Records from a collection:
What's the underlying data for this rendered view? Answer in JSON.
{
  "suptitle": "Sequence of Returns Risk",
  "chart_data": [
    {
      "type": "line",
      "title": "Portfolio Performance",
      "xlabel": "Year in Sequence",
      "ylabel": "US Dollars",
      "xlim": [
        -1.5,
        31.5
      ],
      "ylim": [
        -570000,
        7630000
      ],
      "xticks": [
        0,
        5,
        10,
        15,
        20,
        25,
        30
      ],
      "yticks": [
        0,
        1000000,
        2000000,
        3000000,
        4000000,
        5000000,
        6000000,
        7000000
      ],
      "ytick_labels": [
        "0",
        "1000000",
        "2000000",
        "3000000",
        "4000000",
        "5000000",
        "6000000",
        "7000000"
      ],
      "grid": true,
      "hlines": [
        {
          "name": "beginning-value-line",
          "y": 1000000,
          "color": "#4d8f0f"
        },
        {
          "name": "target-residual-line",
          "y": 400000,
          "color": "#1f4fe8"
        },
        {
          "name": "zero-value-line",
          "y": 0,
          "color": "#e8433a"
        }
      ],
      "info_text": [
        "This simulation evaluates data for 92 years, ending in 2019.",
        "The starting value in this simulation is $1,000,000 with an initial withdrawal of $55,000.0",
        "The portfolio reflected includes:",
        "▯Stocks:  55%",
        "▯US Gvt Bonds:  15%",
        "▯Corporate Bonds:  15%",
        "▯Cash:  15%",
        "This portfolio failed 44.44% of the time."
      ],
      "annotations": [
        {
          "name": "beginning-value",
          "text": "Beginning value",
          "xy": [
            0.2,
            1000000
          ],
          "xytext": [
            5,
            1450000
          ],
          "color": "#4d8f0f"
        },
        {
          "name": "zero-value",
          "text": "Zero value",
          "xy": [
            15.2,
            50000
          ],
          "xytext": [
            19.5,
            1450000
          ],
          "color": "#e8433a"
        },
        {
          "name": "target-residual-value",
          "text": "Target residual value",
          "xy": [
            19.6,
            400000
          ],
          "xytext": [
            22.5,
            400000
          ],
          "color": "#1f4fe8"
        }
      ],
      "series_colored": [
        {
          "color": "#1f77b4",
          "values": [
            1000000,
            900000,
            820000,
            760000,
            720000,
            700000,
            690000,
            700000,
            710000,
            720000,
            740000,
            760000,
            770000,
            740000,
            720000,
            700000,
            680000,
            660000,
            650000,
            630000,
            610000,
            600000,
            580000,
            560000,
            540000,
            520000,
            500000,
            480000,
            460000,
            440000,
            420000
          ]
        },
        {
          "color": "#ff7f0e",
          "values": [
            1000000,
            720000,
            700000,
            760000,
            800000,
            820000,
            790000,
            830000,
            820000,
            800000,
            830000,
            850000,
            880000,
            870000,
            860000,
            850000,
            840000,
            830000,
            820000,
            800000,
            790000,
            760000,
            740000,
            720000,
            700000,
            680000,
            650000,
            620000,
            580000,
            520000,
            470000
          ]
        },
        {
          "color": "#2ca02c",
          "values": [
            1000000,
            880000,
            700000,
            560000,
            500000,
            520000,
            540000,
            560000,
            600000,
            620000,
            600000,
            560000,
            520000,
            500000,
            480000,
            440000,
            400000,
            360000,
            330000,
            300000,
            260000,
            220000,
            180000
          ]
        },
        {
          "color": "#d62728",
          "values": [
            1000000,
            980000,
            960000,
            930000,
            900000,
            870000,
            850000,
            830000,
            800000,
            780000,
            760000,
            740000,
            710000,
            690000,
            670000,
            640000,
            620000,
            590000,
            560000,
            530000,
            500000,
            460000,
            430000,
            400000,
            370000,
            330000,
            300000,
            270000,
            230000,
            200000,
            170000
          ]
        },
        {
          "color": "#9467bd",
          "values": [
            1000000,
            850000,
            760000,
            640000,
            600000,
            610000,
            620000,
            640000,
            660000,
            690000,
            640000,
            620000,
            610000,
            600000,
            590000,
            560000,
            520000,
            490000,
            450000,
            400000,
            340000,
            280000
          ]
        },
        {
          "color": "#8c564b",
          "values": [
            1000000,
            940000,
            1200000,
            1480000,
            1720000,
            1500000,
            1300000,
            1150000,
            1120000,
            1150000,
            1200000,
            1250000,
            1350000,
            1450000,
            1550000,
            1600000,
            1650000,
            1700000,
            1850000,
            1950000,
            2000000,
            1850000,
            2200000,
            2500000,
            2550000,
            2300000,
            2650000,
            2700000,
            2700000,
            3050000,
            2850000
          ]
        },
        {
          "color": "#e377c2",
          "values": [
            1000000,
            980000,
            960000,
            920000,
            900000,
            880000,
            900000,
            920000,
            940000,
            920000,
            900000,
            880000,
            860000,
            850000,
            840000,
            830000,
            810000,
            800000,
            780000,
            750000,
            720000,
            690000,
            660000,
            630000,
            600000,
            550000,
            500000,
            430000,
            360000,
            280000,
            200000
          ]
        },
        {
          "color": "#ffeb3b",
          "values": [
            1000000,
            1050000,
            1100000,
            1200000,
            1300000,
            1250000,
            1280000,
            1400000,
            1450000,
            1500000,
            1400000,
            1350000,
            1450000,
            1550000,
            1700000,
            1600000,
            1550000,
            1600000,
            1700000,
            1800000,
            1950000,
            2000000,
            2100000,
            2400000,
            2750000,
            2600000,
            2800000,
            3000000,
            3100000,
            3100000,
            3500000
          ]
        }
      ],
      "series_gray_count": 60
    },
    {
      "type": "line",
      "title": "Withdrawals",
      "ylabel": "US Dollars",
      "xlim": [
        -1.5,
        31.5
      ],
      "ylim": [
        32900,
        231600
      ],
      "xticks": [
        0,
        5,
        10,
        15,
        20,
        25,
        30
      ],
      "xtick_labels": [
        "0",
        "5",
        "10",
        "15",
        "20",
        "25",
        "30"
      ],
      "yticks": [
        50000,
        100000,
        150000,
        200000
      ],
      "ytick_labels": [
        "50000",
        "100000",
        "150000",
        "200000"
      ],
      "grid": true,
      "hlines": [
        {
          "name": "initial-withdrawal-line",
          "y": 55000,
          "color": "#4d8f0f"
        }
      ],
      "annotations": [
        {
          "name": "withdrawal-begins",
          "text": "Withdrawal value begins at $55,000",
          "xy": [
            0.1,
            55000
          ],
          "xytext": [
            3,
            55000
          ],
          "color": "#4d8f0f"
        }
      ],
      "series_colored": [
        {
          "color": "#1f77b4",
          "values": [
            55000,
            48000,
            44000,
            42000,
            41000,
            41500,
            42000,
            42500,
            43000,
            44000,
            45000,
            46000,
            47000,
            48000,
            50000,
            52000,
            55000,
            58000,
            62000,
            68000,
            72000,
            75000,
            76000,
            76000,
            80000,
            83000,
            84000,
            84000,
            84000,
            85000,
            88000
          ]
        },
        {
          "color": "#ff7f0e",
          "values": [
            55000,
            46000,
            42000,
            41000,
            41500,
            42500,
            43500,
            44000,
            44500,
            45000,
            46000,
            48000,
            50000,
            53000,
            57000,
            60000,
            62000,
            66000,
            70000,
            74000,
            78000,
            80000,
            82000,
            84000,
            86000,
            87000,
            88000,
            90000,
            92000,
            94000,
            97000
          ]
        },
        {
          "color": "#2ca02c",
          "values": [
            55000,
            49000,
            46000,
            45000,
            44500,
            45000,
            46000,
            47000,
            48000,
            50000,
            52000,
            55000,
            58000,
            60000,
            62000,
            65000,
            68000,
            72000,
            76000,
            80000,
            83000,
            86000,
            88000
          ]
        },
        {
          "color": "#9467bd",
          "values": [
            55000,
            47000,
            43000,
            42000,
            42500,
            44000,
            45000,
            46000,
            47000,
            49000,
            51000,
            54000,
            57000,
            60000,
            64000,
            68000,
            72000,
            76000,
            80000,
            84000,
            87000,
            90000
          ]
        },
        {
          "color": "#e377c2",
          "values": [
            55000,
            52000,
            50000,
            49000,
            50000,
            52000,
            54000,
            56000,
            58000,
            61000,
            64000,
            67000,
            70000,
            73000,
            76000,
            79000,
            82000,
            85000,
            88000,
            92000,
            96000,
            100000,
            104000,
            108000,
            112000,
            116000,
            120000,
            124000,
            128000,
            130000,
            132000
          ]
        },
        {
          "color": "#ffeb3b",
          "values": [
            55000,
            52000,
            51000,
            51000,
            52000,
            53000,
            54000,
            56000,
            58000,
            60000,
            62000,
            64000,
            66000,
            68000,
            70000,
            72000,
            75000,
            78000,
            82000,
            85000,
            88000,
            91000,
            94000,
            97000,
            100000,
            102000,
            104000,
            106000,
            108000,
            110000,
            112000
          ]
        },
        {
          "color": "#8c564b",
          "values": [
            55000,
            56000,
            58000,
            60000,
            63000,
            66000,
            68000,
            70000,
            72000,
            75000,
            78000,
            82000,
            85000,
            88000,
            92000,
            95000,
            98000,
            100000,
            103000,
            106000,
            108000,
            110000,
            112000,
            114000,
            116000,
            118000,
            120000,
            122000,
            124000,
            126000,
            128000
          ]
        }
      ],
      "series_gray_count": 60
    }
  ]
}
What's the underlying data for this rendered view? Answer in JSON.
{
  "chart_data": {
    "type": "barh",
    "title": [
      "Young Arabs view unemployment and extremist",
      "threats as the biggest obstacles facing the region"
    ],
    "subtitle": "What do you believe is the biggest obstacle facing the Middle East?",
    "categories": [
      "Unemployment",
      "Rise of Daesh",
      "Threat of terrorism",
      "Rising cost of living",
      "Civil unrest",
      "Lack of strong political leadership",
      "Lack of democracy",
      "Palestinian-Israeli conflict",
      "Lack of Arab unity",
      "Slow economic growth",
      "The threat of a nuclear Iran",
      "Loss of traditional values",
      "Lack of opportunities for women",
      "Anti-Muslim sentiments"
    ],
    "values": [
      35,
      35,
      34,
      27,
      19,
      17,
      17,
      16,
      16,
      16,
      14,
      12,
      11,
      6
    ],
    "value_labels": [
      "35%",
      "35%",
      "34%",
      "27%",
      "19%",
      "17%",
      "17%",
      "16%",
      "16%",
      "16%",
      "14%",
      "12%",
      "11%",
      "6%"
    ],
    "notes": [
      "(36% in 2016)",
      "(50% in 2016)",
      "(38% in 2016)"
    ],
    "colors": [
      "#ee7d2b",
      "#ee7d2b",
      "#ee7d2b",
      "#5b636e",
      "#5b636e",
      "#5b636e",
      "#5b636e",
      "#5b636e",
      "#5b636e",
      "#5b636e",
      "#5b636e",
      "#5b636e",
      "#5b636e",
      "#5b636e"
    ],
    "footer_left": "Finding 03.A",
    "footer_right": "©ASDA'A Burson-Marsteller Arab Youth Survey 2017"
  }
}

▶ **STATED PROBLEM**:
The answer is a single number: how many lines include the word "Lack"?

▶ **THE OUTPUT**:
4